• **Exercise**
Set down the full listing exactly, character for character.

--- BEGIN Recorded information ---

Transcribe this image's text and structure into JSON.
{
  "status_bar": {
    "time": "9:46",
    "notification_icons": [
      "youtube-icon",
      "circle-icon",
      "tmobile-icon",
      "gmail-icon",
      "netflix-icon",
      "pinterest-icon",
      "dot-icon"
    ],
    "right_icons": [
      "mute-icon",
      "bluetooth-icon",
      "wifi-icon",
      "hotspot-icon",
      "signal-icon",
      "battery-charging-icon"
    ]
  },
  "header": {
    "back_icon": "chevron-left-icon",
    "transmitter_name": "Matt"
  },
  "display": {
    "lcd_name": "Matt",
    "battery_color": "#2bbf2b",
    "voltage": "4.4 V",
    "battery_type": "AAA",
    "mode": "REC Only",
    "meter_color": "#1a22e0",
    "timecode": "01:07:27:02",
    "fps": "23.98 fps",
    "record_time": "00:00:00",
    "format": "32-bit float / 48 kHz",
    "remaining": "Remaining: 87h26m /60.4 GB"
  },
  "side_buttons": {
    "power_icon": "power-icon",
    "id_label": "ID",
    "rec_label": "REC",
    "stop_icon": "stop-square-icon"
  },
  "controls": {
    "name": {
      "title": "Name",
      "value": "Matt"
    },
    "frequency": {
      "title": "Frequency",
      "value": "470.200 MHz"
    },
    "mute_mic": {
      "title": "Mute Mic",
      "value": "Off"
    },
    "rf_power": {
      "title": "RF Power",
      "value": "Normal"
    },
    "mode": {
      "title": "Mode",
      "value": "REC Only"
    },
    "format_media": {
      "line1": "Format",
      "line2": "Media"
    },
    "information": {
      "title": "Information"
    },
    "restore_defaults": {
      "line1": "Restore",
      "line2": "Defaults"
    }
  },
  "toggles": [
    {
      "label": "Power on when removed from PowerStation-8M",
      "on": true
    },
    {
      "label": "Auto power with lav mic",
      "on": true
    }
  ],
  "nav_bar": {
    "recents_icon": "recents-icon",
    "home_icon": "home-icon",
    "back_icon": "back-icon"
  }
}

--- END Recorded information ---

• **Task response**
Transcribe this image's text and structure into JSON.
{
  "status_bar": {
    "time": "9:46",
    "notification_icons": [
      "youtube-icon",
      "circle-icon",
      "tmobile-icon",
      "gmail-icon",
      "netflix-icon",
      "pinterest-icon",
      "dot-icon"
    ],
    "right_icons": [
      "mute-icon",
      "bluetooth-icon",
      "wifi-icon",
      "hotspot-icon",
      "signal-icon",
      "battery-charging-icon"
    ]
  },
  "header": {
    "back_icon": "chevron-left-icon",
    "transmitter_name": "Matt"
  },
  "display": {
    "lcd_name": "Matt",
    "battery_color": "#2bbf2b",
    "voltage": "4.4 V",
    "battery_type": "AAA",
    "mode": "REC Only",
    "meter_color": "#1a22e0",
    "timecode": "01:07:27:02",
    "fps": "23.98 fps",
    "record_time": "00:00:00",
    "format": "32-bit float / 48 kHz",
    "remaining": "Remaining: 87h26m /60.4 GB"
  },
  "side_buttons": {
    "power_icon": "power-icon",
    "id_label": "ID",
    "rec_label": "REC",
    "stop_icon": "stop-square-icon"
  },
  "controls": {
    "name": {
      "title": "Name",
      "value": "Matt"
    },
    "frequency": {
      "title": "Frequency",
      "value": "470.200 MHz"
    },
    "mute_mic": {
      "title": "Mute Mic",
      "value": "Off"
    },
    "rf_power": {
      "title": "RF Power",
      "value": "Normal"
    },
    "mode": {
      "title": "Mode",
      "value": "REC Only"
    },
    "format_media": {
      "line1": "Format",
      "line2": "Media"
    },
    "information": {
      "title": "Information"
    },
    "restore_defaults": {
      "line1": "Restore",
      "line2": "Defaults"
    }
  },
  "toggles": [
    {
      "label": "Power on when removed from PowerStation-8M",
      "on": true
    },
    {
      "label": "Auto power with lav mic",
      "on": true
    }
  ],
  "nav_bar": {
    "recents_icon": "recents-icon",
    "home_icon": "home-icon",
    "back_icon": "back-icon"
  }
}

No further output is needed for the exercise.